• _What the task asks_:
Set down the player profile below word for word, from "- Place of birth: Sousse, Tunisia" up to and including "Apps / (Gls)".

• _Passage shown_:

[Start of section]

Personal information
- Full name: Mootez Zaddem
- Date of birth: 5 January 2001 (age 25)
- Place of birth: Sousse, Tunisia
- Height: 1.76 m (5 ft 9 in)
- Position: Midfielder

Team information
- Current team: Club Africain
- Number: 20

Senior career*
- Years: Team / Apps / (Gls)
- 2020–2022: Valmiera / 23 / (0)
- 2021–2022: → Étoile du Sahel (loan) / 21 / (0)
- 2022–2025: Espérance de Tunis / 24 / (2)
- 2024: → Al Masry (loan) / 21 / (5)
- 2025: → Modern Sport (loan) / 13 / (0)
- 2025–2026: Erbil / 12 / (1)
- 2026: Al-Shorta / 21 / (2)
- 2026-: Club Africain / 2 / (1)

International career^{‡}
- 2020–2021: Tunisia U20 / 12 / (0)

[End of section]

• _Data supplied_:

[Start of section]

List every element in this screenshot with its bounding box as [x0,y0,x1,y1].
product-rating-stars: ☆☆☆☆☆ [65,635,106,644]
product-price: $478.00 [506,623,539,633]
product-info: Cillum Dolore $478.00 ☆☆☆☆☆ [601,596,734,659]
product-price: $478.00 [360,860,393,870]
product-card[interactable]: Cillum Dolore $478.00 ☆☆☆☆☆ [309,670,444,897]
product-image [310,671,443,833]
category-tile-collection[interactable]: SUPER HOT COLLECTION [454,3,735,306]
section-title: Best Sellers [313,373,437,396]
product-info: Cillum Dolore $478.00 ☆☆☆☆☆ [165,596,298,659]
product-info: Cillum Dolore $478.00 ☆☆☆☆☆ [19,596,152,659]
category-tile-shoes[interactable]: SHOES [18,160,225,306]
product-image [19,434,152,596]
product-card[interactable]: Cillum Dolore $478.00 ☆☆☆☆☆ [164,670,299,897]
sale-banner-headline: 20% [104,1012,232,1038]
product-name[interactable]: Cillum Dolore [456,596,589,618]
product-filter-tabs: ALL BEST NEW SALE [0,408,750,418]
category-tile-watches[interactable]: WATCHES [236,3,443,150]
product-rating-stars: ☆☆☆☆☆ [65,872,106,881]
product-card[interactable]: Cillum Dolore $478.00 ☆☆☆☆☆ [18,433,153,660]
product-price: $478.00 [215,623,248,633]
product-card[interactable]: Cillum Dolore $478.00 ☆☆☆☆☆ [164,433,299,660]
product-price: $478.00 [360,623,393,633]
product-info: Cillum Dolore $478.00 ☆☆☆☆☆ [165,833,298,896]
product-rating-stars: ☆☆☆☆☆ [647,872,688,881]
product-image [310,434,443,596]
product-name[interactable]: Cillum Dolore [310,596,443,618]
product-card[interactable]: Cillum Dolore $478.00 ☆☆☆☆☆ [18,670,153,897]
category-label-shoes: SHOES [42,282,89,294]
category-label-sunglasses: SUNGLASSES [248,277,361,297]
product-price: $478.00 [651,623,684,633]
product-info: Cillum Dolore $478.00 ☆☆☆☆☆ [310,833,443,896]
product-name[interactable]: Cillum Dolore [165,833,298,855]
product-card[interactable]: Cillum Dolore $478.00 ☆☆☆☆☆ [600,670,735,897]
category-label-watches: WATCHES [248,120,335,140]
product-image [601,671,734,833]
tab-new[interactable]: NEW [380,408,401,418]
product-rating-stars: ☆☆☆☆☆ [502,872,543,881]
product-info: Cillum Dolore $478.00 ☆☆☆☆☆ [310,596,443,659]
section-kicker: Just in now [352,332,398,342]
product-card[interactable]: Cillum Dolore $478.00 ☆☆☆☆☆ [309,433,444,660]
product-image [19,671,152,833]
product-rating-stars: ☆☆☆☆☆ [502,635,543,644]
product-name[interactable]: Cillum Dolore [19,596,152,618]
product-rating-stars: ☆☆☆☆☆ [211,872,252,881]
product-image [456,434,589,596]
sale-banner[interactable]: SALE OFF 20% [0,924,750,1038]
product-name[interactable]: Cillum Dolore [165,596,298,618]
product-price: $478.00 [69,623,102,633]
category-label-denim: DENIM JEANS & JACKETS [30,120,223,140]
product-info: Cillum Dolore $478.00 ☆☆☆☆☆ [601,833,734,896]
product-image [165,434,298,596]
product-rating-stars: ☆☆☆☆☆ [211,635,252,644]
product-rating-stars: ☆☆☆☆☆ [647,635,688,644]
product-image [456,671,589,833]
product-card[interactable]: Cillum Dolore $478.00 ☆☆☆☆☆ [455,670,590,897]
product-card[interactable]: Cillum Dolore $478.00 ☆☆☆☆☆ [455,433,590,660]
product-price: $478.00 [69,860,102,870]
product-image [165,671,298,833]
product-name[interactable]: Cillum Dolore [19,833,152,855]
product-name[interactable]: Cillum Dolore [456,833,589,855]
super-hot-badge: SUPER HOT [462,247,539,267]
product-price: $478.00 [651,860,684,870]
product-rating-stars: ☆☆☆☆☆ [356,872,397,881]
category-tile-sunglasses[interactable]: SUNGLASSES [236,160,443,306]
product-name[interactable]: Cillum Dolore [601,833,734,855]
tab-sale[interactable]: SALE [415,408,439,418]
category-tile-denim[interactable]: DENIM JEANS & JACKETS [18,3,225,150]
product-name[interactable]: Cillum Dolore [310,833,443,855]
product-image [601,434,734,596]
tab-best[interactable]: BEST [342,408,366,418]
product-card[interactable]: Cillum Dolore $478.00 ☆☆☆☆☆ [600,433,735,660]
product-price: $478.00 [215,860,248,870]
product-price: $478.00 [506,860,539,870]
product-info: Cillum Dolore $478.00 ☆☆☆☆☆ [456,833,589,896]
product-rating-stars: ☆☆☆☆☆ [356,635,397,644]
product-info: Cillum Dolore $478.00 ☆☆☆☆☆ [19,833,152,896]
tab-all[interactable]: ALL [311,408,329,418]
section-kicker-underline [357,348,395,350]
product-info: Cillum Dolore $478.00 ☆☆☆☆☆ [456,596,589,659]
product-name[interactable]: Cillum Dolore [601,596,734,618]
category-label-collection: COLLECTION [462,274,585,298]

[End of section]

• _Task output_:
- Place of birth: Sousse, Tunisia
- Height: 1.76 m (5 ft 9 in)
- Position: Midfielder

Team information
- Current team: Club Africain
- Number: 20

Senior career*
- Years: Team / Apps / (Gls)